● Dataset excerpt
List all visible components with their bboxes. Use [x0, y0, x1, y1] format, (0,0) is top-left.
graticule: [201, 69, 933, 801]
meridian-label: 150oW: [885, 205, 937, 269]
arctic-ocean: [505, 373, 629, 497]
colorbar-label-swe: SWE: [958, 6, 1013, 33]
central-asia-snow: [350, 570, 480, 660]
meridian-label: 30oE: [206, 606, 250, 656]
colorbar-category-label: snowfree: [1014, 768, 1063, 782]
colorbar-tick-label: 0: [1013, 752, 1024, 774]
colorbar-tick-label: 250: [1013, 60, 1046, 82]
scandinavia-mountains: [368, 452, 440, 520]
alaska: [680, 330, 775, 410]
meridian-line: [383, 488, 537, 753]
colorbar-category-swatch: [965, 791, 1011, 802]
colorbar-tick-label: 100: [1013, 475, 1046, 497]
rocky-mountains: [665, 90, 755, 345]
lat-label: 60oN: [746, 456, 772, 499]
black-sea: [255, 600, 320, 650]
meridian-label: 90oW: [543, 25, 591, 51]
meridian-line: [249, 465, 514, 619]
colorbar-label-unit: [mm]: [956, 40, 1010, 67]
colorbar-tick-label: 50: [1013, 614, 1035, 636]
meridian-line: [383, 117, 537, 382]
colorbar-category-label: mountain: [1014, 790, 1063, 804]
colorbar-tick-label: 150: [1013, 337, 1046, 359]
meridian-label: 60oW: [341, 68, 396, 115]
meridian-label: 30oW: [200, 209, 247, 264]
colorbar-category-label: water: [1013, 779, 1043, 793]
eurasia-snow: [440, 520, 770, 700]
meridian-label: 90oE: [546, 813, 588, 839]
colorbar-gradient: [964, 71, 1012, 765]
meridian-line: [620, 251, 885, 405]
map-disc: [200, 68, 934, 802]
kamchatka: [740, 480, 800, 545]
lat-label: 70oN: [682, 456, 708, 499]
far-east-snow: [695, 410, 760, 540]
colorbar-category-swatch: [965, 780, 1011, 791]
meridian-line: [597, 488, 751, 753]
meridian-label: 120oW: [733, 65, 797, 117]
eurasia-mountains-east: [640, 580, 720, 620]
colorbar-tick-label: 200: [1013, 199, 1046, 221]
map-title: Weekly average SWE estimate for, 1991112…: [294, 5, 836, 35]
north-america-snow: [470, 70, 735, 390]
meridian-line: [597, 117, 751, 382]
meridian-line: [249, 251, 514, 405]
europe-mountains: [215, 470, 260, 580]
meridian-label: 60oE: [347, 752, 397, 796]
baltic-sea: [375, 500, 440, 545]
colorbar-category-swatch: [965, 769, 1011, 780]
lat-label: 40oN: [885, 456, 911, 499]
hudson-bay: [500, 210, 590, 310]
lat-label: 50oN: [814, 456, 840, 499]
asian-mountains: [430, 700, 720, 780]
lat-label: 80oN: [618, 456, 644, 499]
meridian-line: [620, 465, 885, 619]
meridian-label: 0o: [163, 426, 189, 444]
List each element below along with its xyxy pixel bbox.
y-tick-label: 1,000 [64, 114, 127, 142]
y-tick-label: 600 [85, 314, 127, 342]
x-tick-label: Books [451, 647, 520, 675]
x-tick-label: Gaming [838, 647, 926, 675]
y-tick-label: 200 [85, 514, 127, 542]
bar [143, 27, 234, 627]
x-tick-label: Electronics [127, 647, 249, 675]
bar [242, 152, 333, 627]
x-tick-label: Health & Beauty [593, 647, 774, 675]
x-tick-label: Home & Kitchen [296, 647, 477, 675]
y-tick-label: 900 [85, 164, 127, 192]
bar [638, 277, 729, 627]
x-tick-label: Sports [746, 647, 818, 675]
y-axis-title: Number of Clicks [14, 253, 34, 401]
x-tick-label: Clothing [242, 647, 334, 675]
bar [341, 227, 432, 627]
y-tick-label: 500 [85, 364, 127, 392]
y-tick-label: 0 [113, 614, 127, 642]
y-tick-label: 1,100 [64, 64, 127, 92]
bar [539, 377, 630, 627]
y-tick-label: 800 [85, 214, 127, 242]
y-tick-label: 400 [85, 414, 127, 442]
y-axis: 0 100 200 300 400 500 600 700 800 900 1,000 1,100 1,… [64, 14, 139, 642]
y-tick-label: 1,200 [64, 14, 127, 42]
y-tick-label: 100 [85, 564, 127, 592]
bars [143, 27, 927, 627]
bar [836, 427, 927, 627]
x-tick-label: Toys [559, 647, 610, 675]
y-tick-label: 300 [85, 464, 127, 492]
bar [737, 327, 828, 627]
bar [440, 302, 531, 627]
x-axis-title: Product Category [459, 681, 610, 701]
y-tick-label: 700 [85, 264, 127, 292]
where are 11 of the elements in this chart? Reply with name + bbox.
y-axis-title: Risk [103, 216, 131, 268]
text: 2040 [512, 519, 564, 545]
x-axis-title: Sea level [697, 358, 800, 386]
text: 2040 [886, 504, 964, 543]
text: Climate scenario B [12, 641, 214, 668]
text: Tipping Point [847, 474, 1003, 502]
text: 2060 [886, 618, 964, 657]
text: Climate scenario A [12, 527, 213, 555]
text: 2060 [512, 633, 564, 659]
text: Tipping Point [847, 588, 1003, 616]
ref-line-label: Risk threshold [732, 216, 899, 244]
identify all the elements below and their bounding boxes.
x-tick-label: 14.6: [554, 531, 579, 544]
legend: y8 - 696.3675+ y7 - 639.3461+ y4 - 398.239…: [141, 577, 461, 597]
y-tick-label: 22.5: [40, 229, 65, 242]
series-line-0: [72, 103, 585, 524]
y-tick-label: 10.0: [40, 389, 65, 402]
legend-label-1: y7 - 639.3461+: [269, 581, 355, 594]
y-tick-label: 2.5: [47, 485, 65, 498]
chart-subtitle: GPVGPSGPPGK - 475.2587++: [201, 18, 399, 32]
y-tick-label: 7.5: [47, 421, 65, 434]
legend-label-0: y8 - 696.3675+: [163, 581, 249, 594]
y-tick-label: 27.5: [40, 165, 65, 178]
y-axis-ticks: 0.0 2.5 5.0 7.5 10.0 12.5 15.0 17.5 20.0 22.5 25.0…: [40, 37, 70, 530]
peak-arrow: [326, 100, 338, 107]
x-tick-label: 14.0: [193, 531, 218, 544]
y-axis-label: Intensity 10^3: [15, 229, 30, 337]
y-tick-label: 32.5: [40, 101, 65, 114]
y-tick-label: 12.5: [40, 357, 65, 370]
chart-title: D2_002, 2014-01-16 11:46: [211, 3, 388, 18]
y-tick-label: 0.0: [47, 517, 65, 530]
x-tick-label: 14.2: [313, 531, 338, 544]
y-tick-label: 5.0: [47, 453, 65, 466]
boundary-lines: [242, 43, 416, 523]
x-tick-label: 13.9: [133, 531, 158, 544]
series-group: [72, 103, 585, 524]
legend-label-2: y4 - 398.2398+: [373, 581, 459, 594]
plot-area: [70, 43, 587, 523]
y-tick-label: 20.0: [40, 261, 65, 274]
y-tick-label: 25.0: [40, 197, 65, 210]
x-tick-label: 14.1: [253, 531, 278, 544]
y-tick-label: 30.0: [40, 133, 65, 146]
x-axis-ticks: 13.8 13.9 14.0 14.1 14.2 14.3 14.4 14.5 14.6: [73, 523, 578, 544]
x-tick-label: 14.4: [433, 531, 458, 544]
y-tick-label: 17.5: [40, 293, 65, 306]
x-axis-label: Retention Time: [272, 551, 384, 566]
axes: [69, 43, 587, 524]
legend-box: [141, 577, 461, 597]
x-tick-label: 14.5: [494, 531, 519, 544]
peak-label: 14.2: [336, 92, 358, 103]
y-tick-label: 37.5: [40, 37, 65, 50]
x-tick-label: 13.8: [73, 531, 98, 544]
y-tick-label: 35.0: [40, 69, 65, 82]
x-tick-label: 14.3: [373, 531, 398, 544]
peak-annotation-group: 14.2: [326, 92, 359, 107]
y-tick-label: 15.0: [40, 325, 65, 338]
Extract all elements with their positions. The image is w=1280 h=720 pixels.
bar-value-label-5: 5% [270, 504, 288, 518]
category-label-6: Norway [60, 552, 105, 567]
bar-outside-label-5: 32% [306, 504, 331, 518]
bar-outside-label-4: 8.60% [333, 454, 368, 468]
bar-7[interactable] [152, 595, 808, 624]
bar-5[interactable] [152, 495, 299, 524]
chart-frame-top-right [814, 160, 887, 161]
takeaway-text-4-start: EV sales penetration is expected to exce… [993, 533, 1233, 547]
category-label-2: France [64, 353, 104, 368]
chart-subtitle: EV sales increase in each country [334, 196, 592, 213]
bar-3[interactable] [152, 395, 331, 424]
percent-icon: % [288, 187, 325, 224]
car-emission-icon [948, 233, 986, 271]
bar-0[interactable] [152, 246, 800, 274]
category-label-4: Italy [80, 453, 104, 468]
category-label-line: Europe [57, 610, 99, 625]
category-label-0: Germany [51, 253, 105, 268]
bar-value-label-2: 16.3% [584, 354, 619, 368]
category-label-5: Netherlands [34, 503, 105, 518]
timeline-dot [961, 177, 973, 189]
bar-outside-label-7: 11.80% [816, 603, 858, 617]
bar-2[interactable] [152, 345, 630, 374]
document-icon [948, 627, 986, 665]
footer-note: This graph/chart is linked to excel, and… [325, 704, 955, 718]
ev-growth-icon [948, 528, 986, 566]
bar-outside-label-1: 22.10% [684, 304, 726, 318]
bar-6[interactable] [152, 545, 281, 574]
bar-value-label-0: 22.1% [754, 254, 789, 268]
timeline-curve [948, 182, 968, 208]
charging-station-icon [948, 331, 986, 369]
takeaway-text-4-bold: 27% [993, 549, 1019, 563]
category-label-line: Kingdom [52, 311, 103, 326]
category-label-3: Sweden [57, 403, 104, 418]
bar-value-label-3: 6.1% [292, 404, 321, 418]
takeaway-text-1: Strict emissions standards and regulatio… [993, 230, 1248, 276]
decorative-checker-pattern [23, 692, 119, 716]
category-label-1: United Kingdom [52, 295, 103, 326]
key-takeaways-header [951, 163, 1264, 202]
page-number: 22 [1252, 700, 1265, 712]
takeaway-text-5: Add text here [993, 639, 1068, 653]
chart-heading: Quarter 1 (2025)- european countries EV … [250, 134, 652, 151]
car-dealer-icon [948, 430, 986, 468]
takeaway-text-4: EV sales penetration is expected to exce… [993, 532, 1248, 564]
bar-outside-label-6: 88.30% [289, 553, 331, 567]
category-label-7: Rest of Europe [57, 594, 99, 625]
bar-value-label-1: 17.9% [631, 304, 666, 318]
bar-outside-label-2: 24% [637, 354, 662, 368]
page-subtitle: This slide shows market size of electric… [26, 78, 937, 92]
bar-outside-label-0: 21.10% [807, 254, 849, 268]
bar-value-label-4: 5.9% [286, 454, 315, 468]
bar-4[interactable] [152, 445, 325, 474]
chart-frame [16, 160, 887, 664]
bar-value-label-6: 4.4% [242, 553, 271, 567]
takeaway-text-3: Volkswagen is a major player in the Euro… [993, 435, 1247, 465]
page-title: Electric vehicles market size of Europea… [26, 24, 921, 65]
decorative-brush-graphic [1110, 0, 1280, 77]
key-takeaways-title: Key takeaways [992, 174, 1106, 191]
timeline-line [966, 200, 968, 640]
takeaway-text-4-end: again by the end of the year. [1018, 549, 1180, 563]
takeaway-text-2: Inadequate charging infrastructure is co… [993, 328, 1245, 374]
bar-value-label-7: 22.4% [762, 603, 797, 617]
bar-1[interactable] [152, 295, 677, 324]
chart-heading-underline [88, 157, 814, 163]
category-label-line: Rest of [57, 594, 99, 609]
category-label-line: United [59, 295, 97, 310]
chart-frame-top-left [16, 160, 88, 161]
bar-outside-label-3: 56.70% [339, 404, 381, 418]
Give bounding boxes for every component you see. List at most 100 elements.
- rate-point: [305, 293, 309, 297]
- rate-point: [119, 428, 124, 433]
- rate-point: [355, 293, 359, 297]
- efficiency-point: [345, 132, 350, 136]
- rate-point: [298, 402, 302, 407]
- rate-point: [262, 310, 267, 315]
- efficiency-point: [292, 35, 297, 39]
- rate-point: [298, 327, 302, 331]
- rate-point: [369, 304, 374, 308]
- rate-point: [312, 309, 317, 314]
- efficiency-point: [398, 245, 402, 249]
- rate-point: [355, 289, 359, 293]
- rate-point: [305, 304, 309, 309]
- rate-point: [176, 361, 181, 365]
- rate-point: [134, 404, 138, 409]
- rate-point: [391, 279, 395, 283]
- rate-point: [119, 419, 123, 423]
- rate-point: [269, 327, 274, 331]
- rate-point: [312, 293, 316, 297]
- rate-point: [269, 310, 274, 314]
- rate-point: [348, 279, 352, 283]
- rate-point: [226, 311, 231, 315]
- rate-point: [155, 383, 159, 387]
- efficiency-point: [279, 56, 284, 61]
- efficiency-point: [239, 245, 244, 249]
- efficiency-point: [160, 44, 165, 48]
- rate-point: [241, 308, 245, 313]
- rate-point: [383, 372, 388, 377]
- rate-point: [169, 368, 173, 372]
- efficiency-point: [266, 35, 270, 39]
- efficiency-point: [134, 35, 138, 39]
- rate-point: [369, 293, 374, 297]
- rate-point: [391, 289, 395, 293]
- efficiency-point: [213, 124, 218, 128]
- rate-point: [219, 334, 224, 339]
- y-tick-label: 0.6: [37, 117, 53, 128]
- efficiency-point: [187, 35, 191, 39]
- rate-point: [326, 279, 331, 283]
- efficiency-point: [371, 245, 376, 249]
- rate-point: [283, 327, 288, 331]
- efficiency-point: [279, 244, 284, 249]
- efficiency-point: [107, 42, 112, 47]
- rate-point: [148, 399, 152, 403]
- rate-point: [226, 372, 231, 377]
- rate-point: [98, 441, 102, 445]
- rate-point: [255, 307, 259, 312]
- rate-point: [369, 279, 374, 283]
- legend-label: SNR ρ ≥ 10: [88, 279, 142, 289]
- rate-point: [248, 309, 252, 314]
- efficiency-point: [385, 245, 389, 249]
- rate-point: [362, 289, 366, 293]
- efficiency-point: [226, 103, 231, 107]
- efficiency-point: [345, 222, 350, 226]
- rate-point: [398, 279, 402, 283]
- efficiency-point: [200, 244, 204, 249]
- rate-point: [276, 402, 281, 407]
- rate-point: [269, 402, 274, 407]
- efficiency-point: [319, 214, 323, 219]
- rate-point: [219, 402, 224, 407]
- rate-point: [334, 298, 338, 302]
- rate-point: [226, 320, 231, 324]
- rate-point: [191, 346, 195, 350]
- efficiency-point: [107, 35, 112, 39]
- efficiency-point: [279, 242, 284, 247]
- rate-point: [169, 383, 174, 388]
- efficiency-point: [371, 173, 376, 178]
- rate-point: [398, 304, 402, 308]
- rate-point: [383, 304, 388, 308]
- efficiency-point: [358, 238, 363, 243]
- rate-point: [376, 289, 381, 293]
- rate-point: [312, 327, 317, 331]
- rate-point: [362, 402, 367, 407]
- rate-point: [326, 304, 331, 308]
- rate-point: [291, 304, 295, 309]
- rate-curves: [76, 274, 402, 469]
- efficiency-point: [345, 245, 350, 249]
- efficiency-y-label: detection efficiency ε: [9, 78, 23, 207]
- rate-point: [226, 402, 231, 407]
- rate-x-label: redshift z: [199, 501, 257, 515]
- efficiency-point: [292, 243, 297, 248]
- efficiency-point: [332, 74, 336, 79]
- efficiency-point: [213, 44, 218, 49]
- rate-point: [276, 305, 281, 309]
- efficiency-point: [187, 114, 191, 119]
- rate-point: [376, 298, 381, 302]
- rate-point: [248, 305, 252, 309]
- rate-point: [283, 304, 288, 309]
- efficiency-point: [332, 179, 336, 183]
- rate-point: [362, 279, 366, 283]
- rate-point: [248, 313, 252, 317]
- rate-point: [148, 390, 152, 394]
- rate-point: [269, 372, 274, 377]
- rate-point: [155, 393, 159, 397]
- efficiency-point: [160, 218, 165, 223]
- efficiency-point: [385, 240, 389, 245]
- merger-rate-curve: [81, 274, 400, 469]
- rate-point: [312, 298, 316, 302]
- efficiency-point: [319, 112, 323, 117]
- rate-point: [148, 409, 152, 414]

● Challenge
Convert the records from their first line through the line containing "colorbar-category-label: mountain: [1014, 790, 1063, 804]" into a JSON list of strings, one string per line and with any blank lines omitted. Include both of those end lines, and leave out everything after the line containing "colorbar-category-label: mountain: [1014, 790, 1063, 804]".

● Solution
[
  "List all visible components with their bboxes. Use [x0, y0, x1, y1] format, (0,0) is top-left.",
  "graticule: [201, 69, 933, 801]",
  "meridian-label: 150oW: [885, 205, 937, 269]",
  "arctic-ocean: [505, 373, 629, 497]",
  "colorbar-label-swe: SWE: [958, 6, 1013, 33]",
  "central-asia-snow: [350, 570, 480, 660]",
  "meridian-label: 30oE: [206, 606, 250, 656]",
  "colorbar-category-label: snowfree: [1014, 768, 1063, 782]",
  "colorbar-tick-label: 0: [1013, 752, 1024, 774]",
  "colorbar-tick-label: 250: [1013, 60, 1046, 82]",
  "scandinavia-mountains: [368, 452, 440, 520]",
  "alaska: [680, 330, 775, 410]",
  "meridian-line: [383, 488, 537, 753]",
  "colorbar-category-swatch: [965, 791, 1011, 802]",
  "colorbar-tick-label: 100: [1013, 475, 1046, 497]",
  "rocky-mountains: [665, 90, 755, 345]",
  "lat-label: 60oN: [746, 456, 772, 499]",
  "black-sea: [255, 600, 320, 650]",
  "meridian-label: 90oW: [543, 25, 591, 51]",
  "meridian-line: [249, 465, 514, 619]",
  "colorbar-label-unit: [mm]: [956, 40, 1010, 67]",
  "colorbar-tick-label: 50: [1013, 614, 1035, 636]",
  "meridian-line: [383, 117, 537, 382]",
  "colorbar-category-label: mountain: [1014, 790, 1063, 804]"
]